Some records
╭──

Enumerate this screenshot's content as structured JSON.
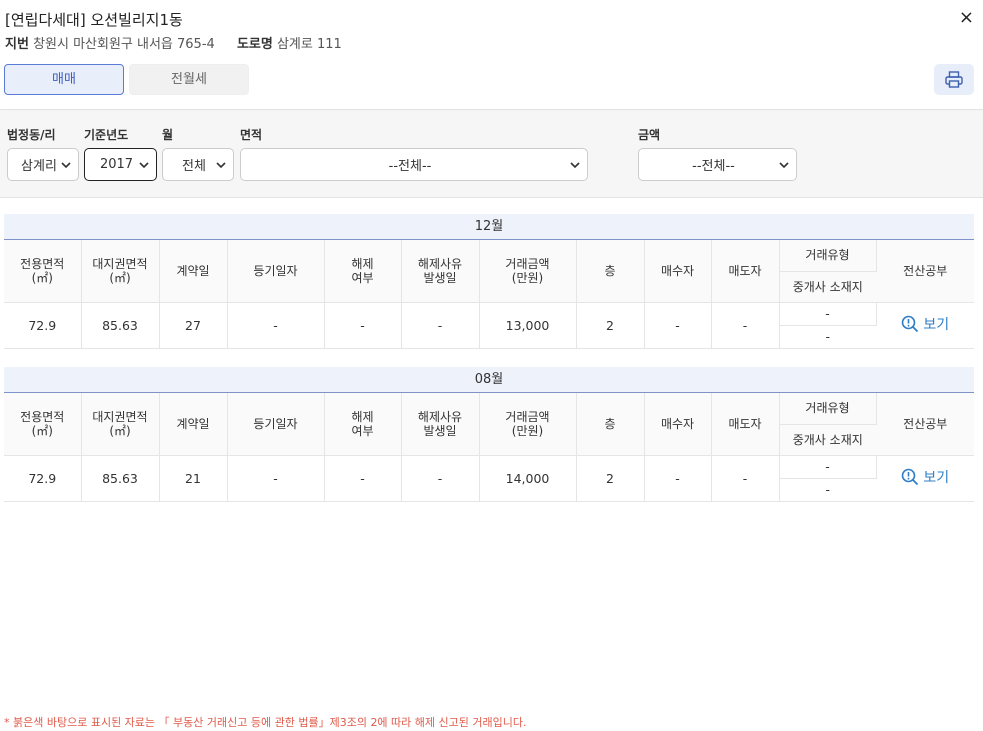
{
  "header": {
    "title": "[연립다세대] 오션빌리지1동",
    "jibun_label": "지번",
    "jibun_value": "창원시 마산회원구 내서읍 765-4",
    "road_label": "도로명",
    "road_value": "삼계로 111",
    "close": "×"
  },
  "tabs": {
    "sale": "매매",
    "rent": "전월세"
  },
  "filters": {
    "dong_label": "법정동/리",
    "dong_value": "삼계리",
    "year_label": "기준년도",
    "year_value": "2017",
    "month_label": "월",
    "month_value": "전체",
    "area_label": "면적",
    "area_value": "--전체--",
    "amount_label": "금액",
    "amount_value": "--전체--"
  },
  "columns": {
    "area": [
      "전용면적",
      "(㎡)"
    ],
    "land": [
      "대지권면적",
      "(㎡)"
    ],
    "contract_day": "계약일",
    "reg_date": "등기일자",
    "cancel": [
      "해제",
      "여부"
    ],
    "cancel_date": [
      "해제사유",
      "발생일"
    ],
    "price": [
      "거래금액",
      "(만원)"
    ],
    "floor": "층",
    "buyer": "매수자",
    "seller": "매도자",
    "deal_type": "거래유형",
    "agent_loc": "중개사 소재지",
    "registry": "전산공부"
  },
  "sections": [
    {
      "month": "12월",
      "row": {
        "area": "72.9",
        "land": "85.63",
        "day": "27",
        "reg": "-",
        "cancel": "-",
        "cancel_date": "-",
        "price": "13,000",
        "floor": "2",
        "buyer": "-",
        "seller": "-",
        "deal_type": "-",
        "agent_loc": "-",
        "view": "보기"
      }
    },
    {
      "month": "08월",
      "row": {
        "area": "72.9",
        "land": "85.63",
        "day": "21",
        "reg": "-",
        "cancel": "-",
        "cancel_date": "-",
        "price": "14,000",
        "floor": "2",
        "buyer": "-",
        "seller": "-",
        "deal_type": "-",
        "agent_loc": "-",
        "view": "보기"
      }
    }
  ],
  "footnote": "* 붉은색 바탕으로 표시된 자료는 「 부동산 거래신고 등에 관한 법률」제3조의 2에 따라 해제 신고된 거래입니다.",
  "colors": {
    "accent": "#3f5fc0",
    "link": "#2f7ec7",
    "warning": "#e05a4a"
  }
}
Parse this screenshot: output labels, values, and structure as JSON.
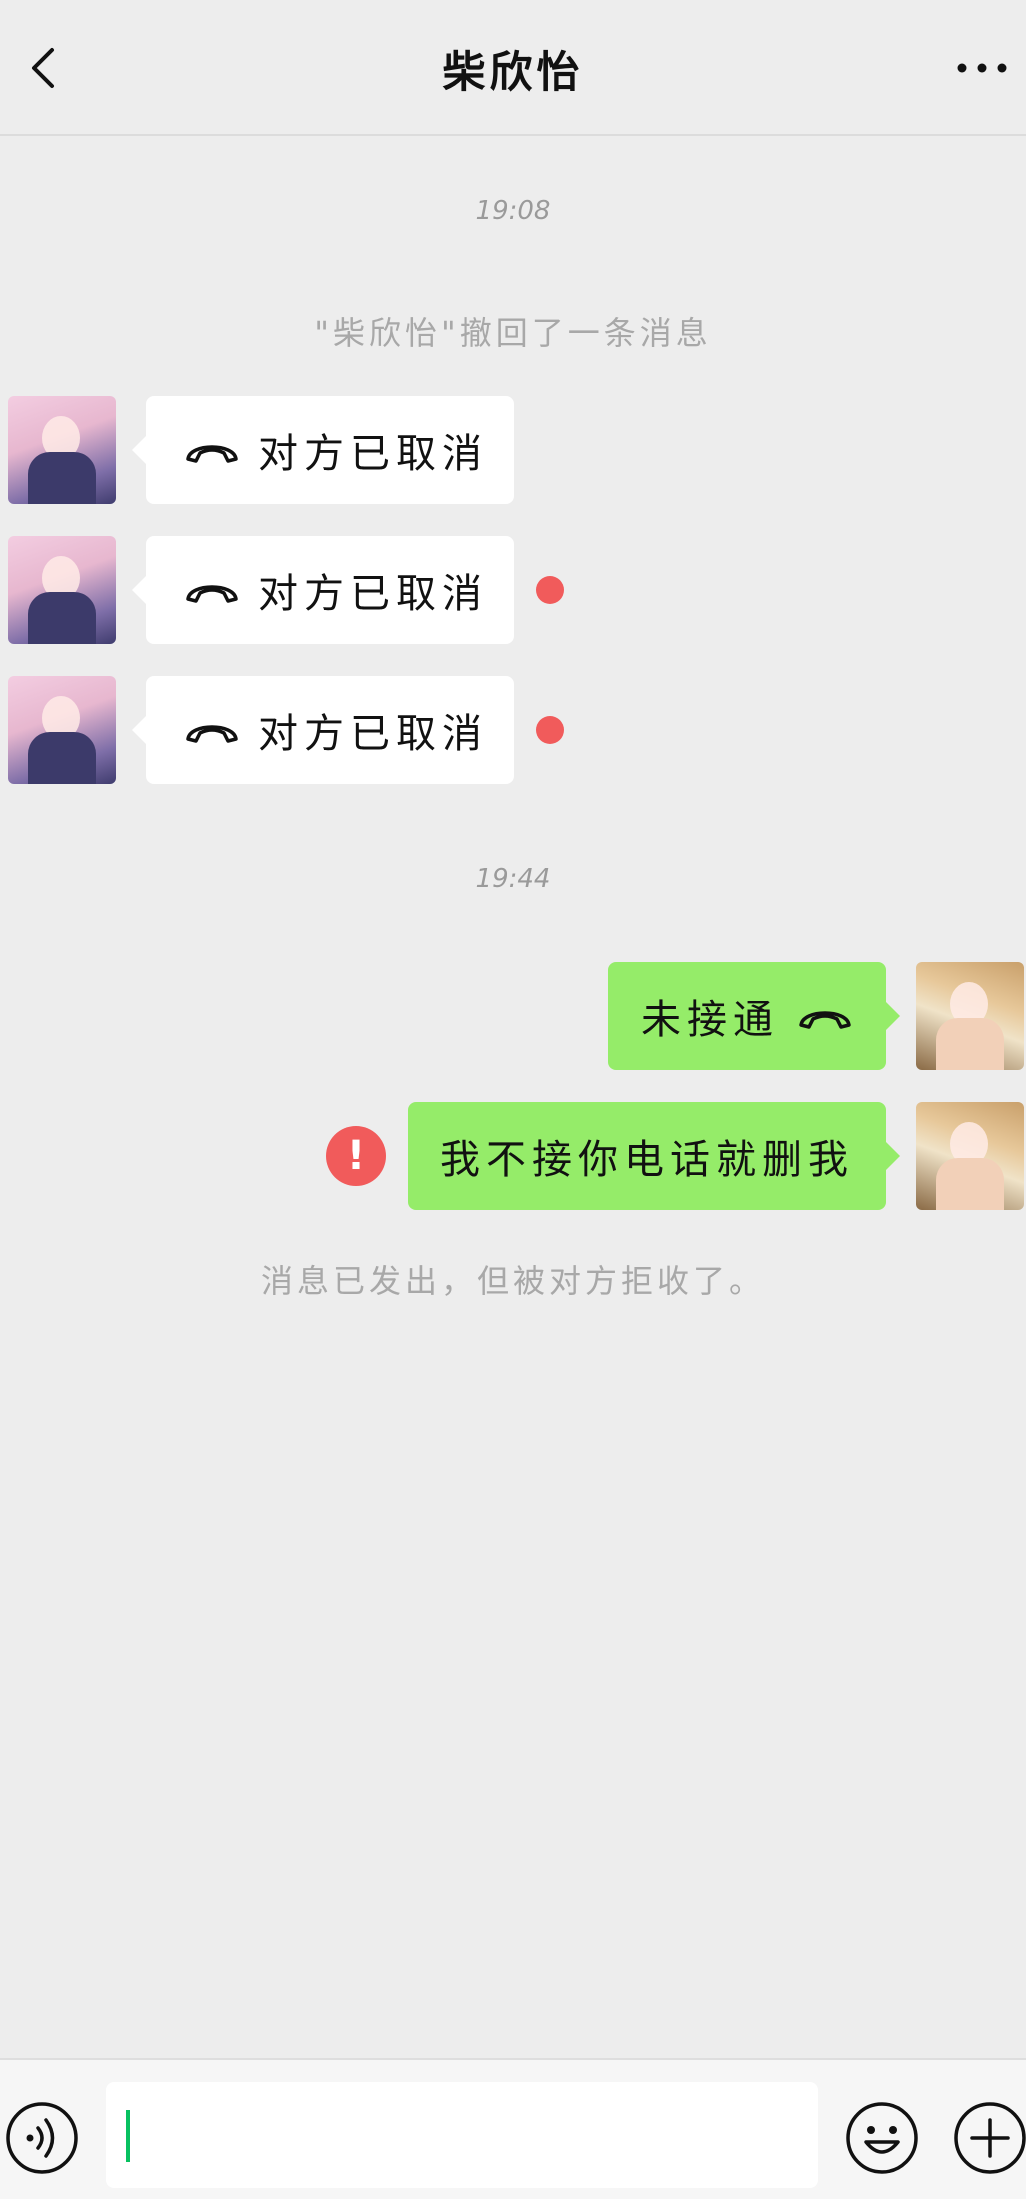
{
  "header": {
    "title": "柴欣怡"
  },
  "messages": {
    "time1": "19:08",
    "recall_notice": "\"柴欣怡\"撤回了一条消息",
    "incoming": [
      {
        "text": "对方已取消",
        "unread": false
      },
      {
        "text": "对方已取消",
        "unread": true
      },
      {
        "text": "对方已取消",
        "unread": true
      }
    ],
    "time2": "19:44",
    "outgoing": [
      {
        "text": "未接通"
      },
      {
        "text": "我不接你电话就删我",
        "failed": true,
        "error_mark": "!"
      }
    ],
    "rejected_notice": "消息已发出，但被对方拒收了。"
  },
  "input": {
    "value": ""
  },
  "colors": {
    "background": "#ededed",
    "outgoing_bubble": "#95ec69",
    "incoming_bubble": "#ffffff",
    "error_red": "#f15b5b",
    "caret_green": "#07c160"
  }
}
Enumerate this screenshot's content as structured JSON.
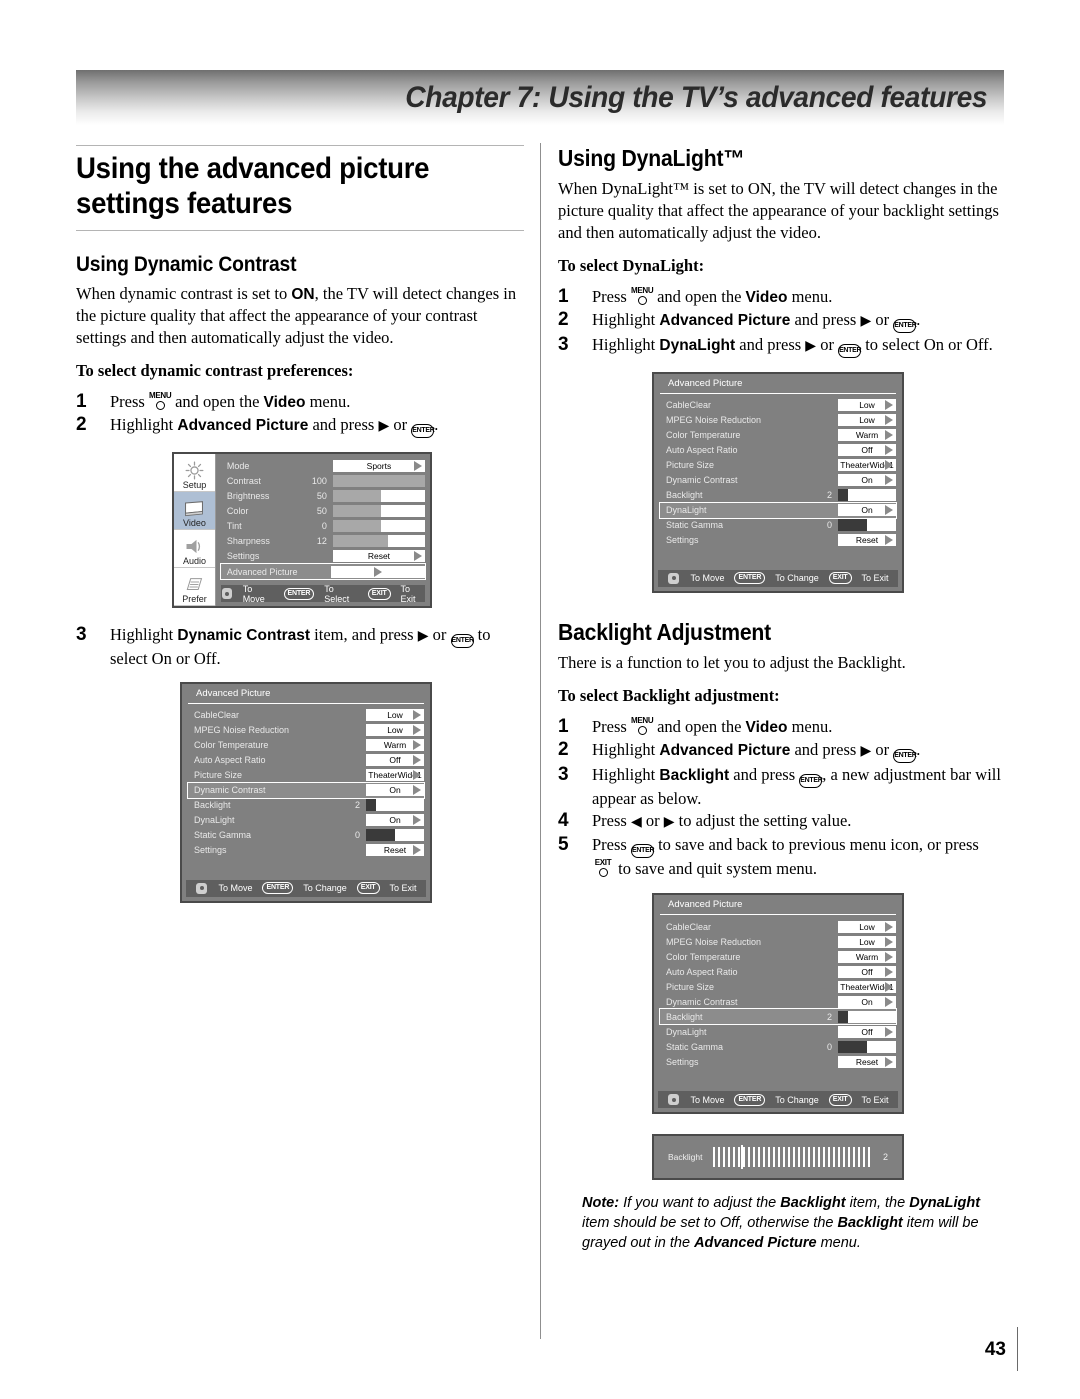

╰──

## STATED PROBLEM
Repeat the listing in full and exactly. Leave any pictures out.

## SOLUTION FOR THIS TASK
Enumerate this screenshot's content as structured JSON.
{
  "header": {
    "title": "[연립다세대] 오션빌리지1동",
    "jibun_label": "지번",
    "jibun_value": "창원시 마산회원구 내서읍 765-4",
    "road_label": "도로명",
    "road_value": "삼계로 111",
    "close": "×"
  },
  "tabs": {
    "sale": "매매",
    "rent": "전월세"
  },
  "filters": {
    "dong_label": "법정동/리",
    "dong_value": "삼계리",
    "year_label": "기준년도",
    "year_value": "2017",
    "month_label": "월",
    "month_value": "전체",
    "area_label": "면적",
    "area_value": "--전체--",
    "amount_label": "금액",
    "amount_value": "--전체--"
  },
  "columns": {
    "area": [
      "전용면적",
      "(㎡)"
    ],
    "land": [
      "대지권면적",
      "(㎡)"
    ],
    "contract_day": "계약일",
    "reg_date": "등기일자",
    "cancel": [
      "해제",
      "여부"
    ],
    "cancel_date": [
      "해제사유",
      "발생일"
    ],
    "price": [
      "거래금액",
      "(만원)"
    ],
    "floor": "층",
    "buyer": "매수자",
    "seller": "매도자",
    "deal_type": "거래유형",
    "agent_loc": "중개사 소재지",
    "registry": "전산공부"
  },
  "sections": [
    {
      "month": "12월",
      "row": {
        "area": "72.9",
        "land": "85.63",
        "day": "27",
        "reg": "-",
        "cancel": "-",
        "cancel_date": "-",
        "price": "13,000",
        "floor": "2",
        "buyer": "-",
        "seller": "-",
        "deal_type": "-",
        "agent_loc": "-",
        "view": "보기"
      }
    },
    {
      "month": "08월",
      "row": {
        "area": "72.9",
        "land": "85.63",
        "day": "21",
        "reg": "-",
        "cancel": "-",
        "cancel_date": "-",
        "price": "14,000",
        "floor": "2",
        "buyer": "-",
        "seller": "-",
        "deal_type": "-",
        "agent_loc": "-",
        "view": "보기"
      }
    }
  ],
  "footnote": "* 붉은색 바탕으로 표시된 자료는 「 부동산 거래신고 등에 관한 법률」제3조의 2에 따라 해제 신고된 거래입니다.",
  "colors": {
    "accent": "#3f5fc0",
    "link": "#2f7ec7",
    "warning": "#e05a4a"
  }
}
Parse this screenshot: output labels, values, and structure as JSON.
{
  "header": {
    "title": "柴欣怡"
  },
  "messages": {
    "time1": "19:08",
    "recall_notice": "\"柴欣怡\"撤回了一条消息",
    "incoming": [
      {
        "text": "对方已取消",
        "unread": false
      },
      {
        "text": "对方已取消",
        "unread": true
      },
      {
        "text": "对方已取消",
        "unread": true
      }
    ],
    "time2": "19:44",
    "outgoing": [
      {
        "text": "未接通"
      },
      {
        "text": "我不接你电话就删我",
        "failed": true,
        "error_mark": "!"
      }
    ],
    "rejected_notice": "消息已发出，但被对方拒收了。"
  },
  "input": {
    "value": ""
  },
  "colors": {
    "background": "#ededed",
    "outgoing_bubble": "#95ec69",
    "incoming_bubble": "#ffffff",
    "error_red": "#f15b5b",
    "caret_green": "#07c160"
  }
}
Enumerate this screenshot's content as structured JSON.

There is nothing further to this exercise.